[Data items]
+---+

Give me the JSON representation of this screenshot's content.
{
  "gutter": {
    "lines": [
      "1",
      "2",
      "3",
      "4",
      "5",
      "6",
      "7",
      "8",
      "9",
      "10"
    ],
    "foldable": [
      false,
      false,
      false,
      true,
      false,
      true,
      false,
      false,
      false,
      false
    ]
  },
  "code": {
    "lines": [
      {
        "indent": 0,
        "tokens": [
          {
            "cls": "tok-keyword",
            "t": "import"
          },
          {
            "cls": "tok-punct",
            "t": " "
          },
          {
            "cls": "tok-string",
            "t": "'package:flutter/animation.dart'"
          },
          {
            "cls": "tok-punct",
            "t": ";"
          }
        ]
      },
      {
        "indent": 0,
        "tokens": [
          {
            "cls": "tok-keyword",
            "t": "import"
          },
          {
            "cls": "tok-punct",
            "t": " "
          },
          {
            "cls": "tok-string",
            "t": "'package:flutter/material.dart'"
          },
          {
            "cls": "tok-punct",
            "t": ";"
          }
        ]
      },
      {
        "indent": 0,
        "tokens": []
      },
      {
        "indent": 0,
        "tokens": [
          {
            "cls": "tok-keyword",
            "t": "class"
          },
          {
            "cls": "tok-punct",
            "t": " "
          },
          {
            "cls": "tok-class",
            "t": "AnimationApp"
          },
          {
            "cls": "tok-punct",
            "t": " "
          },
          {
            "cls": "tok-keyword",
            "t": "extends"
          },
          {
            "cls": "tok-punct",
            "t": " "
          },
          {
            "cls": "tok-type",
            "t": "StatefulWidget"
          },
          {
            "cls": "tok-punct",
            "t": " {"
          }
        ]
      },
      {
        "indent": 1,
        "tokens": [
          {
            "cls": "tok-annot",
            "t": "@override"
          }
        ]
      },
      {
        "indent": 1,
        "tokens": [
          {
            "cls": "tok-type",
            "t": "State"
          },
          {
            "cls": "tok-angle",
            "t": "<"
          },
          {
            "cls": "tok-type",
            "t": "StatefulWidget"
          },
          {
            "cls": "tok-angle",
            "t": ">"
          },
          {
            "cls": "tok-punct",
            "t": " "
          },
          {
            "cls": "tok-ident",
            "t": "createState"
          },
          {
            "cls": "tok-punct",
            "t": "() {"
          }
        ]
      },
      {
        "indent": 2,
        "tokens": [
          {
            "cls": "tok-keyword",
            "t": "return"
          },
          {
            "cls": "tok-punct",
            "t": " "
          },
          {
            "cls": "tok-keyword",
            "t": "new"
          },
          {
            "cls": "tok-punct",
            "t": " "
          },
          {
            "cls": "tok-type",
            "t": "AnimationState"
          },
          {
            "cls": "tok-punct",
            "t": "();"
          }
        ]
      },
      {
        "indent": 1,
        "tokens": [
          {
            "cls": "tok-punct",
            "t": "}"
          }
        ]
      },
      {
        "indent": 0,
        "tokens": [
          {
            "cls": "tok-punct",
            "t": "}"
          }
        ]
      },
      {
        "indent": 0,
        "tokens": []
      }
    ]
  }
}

+---+

Instruction: Reproduce each entry above exactly, keeping every word.

Result:
Give me the JSON representation of this screenshot's content.
{
  "gutter": {
    "lines": [
      "1",
      "2",
      "3",
      "4",
      "5",
      "6",
      "7",
      "8",
      "9",
      "10"
    ],
    "foldable": [
      false,
      false,
      false,
      true,
      false,
      true,
      false,
      false,
      false,
      false
    ]
  },
  "code": {
    "lines": [
      {
        "indent": 0,
        "tokens": [
          {
            "cls": "tok-keyword",
            "t": "import"
          },
          {
            "cls": "tok-punct",
            "t": " "
          },
          {
            "cls": "tok-string",
            "t": "'package:flutter/animation.dart'"
          },
          {
            "cls": "tok-punct",
            "t": ";"
          }
        ]
      },
      {
        "indent": 0,
        "tokens": [
          {
            "cls": "tok-keyword",
            "t": "import"
          },
          {
            "cls": "tok-punct",
            "t": " "
          },
          {
            "cls": "tok-string",
            "t": "'package:flutter/material.dart'"
          },
          {
            "cls": "tok-punct",
            "t": ";"
          }
        ]
      },
      {
        "indent": 0,
        "tokens": []
      },
      {
        "indent": 0,
        "tokens": [
          {
            "cls": "tok-keyword",
            "t": "class"
          },
          {
            "cls": "tok-punct",
            "t": " "
          },
          {
            "cls": "tok-class",
            "t": "AnimationApp"
          },
          {
            "cls": "tok-punct",
            "t": " "
          },
          {
            "cls": "tok-keyword",
            "t": "extends"
          },
          {
            "cls": "tok-punct",
            "t": " "
          },
          {
            "cls": "tok-type",
            "t": "StatefulWidget"
          },
          {
            "cls": "tok-punct",
            "t": " {"
          }
        ]
      },
      {
        "indent": 1,
        "tokens": [
          {
            "cls": "tok-annot",
            "t": "@override"
          }
        ]
      },
      {
        "indent": 1,
        "tokens": [
          {
            "cls": "tok-type",
            "t": "State"
          },
          {
            "cls": "tok-angle",
            "t": "<"
          },
          {
            "cls": "tok-type",
            "t": "StatefulWidget"
          },
          {
            "cls": "tok-angle",
            "t": ">"
          },
          {
            "cls": "tok-punct",
            "t": " "
          },
          {
            "cls": "tok-ident",
            "t": "createState"
          },
          {
            "cls": "tok-punct",
            "t": "() {"
          }
        ]
      },
      {
        "indent": 2,
        "tokens": [
          {
            "cls": "tok-keyword",
            "t": "return"
          },
          {
            "cls": "tok-punct",
            "t": " "
          },
          {
            "cls": "tok-keyword",
            "t": "new"
          },
          {
            "cls": "tok-punct",
            "t": " "
          },
          {
            "cls": "tok-type",
            "t": "AnimationState"
          },
          {
            "cls": "tok-punct",
            "t": "();"
          }
        ]
      },
      {
        "indent": 1,
        "tokens": [
          {
            "cls": "tok-punct",
            "t": "}"
          }
        ]
      },
      {
        "indent": 0,
        "tokens": [
          {
            "cls": "tok-punct",
            "t": "}"
          }
        ]
      },
      {
        "indent": 0,
        "tokens": []
      }
    ]
  }
}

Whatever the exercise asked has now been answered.